Selected passage:
=-=-=
It's the very things that make magazines trivial and tendentious -- their unnecessary depth of detail, their uncritical allegiance to the transitory memes of the moment -- which make them so brilliant a time-travelling resource, and, finally, valuable to other ages even when they're only diverting in their own.

One of my prize possessions is a CD-ROM containing every page of every National Geographic magazine from 1960 to 1995. The articles that, at the time, I would have found dull and worthy I now find fascinating: long explications of mainframe computing, with deliciously wrongheaded prognostications on the future applications of the Univac. But actually the greatest thing for me is the advertising. Advertising in the present is an irritating buttonhole. But advertising from the past is a delight. Those typefaces! That odd, clunky -- or witty, Ogden-Nashy -- copy style! Those implicit promises of cutting edge kudos attached to Super 8 cameras and long-dead video game consoles!

Actually, that's probably the reason I love retro-tech, secondhand clothes, and anything foreign. Things that exert a normative power in their intended context, socialising us and influencing us to converge to prescriptive models, suddenly have the opposite effect when they're put in a new context (another country, another era). They encourage divergence, exploration, fresh ways of thinking. At short distances the spume of cultural disjecta can become excessively familiar, warm, kitschy. But if you delve a little deeper into the junk store you can find stuff that time or distance has transformed -- like the best art -- into something perverse, challenging, unsettling. (Another reason we urgently need a non-perjorative word for 'kitsch'.)

Glossy Junky Map

Like any jetset junky, I can tell you where to go in each city to find high quality magazines. In LA check Little Tokyo or locate the gigantic newsstand hidden just off Hollywood Boulevard (make a right three blocks east of the Chinese Theater). In London, visit Colindale's Oriental Plaza for the best prices on Japanese titles, the basement of Waterstones Art Bookstore on Long Acre or the ICA Bookshop for art. In Tokyo make for ABC in Roppongi, Shibuya Tower for foreign stuff, Digitalogue in Harajuku for really cool designery things (and font floppies!), Nadiff for art. In Paris, Collette on Rue St Honore is your best bet. In Dublin head for Temple Bar. Amsterdam is a magazine lover's paradise where the cafes have surprisingly decent selections lying around. But if you want to buy, there's a great place, here, just follow me towards the Prizengracht... In Edinburgh, mail order is about your only option.
=-=-=
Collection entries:

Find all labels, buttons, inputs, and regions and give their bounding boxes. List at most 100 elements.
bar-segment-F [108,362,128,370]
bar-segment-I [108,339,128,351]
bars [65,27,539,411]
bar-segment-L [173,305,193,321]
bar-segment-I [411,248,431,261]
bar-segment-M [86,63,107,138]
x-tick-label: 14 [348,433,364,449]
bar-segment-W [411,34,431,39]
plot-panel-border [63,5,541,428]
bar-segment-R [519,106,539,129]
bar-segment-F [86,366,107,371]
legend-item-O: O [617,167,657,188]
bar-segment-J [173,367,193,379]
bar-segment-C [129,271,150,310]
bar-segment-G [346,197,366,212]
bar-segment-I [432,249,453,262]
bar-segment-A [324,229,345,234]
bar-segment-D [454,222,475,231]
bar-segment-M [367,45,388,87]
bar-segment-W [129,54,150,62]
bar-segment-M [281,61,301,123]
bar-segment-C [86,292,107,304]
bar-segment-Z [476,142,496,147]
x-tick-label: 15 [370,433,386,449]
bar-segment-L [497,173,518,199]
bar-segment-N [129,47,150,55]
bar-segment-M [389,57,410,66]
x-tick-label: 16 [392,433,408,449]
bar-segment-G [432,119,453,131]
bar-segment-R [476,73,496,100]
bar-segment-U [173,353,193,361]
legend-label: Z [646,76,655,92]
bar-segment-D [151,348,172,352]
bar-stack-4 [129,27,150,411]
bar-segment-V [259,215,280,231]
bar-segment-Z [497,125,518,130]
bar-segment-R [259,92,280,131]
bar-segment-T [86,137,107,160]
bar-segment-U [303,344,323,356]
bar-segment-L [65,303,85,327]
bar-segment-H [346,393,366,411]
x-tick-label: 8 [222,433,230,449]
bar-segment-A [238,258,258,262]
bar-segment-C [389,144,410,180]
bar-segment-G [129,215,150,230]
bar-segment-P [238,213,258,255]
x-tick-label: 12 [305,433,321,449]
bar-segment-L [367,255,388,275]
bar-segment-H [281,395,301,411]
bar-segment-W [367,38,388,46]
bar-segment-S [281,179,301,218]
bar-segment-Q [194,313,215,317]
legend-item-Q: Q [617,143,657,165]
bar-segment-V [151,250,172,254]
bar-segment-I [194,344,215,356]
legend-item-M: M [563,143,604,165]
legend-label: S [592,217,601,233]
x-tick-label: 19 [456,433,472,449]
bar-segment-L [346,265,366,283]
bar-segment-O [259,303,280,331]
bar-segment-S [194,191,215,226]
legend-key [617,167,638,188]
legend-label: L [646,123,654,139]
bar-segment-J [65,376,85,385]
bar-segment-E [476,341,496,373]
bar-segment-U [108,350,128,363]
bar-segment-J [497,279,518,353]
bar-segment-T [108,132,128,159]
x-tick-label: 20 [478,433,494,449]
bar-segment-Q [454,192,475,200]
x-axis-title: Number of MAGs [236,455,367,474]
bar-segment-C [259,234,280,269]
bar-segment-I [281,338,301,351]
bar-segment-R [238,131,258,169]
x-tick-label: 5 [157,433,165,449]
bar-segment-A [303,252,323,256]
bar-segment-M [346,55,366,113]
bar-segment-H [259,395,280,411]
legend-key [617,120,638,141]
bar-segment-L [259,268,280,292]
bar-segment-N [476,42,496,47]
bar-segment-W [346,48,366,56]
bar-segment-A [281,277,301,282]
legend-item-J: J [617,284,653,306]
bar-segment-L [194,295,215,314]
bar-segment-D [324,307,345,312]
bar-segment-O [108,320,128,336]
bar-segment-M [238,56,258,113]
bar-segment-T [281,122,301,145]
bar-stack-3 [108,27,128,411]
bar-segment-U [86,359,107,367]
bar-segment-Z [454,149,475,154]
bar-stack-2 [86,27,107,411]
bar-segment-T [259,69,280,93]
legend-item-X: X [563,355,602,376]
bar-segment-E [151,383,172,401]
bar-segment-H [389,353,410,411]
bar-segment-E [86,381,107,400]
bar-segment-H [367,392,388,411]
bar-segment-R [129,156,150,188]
=-=-=
Goals:
1. In the passage on magazines, which years of National Geographic does the writer's CD-ROM cover?
2. Using the passage on magazines, explain why the writer loves retro-tech, secondhand clothes, and anything foreign.
3. From the passage on magazines, quote the part starting at "It's the very" and ending at "in their own.".

Results of the tasks:
1. It covers 1960 to 1995.

2. Things that pressure people toward set models in their intended context have the opposite effect when placed in another country or era. There they encourage divergence, exploration, and fresh ways of thinking.

3.
It's the very things that make magazines trivial and tendentious -- their unnecessary depth of detail, their uncritical allegiance to the transitory memes of the moment -- which make them so brilliant a time-travelling resource, and, finally, valuable to other ages even when they're only diverting in their own.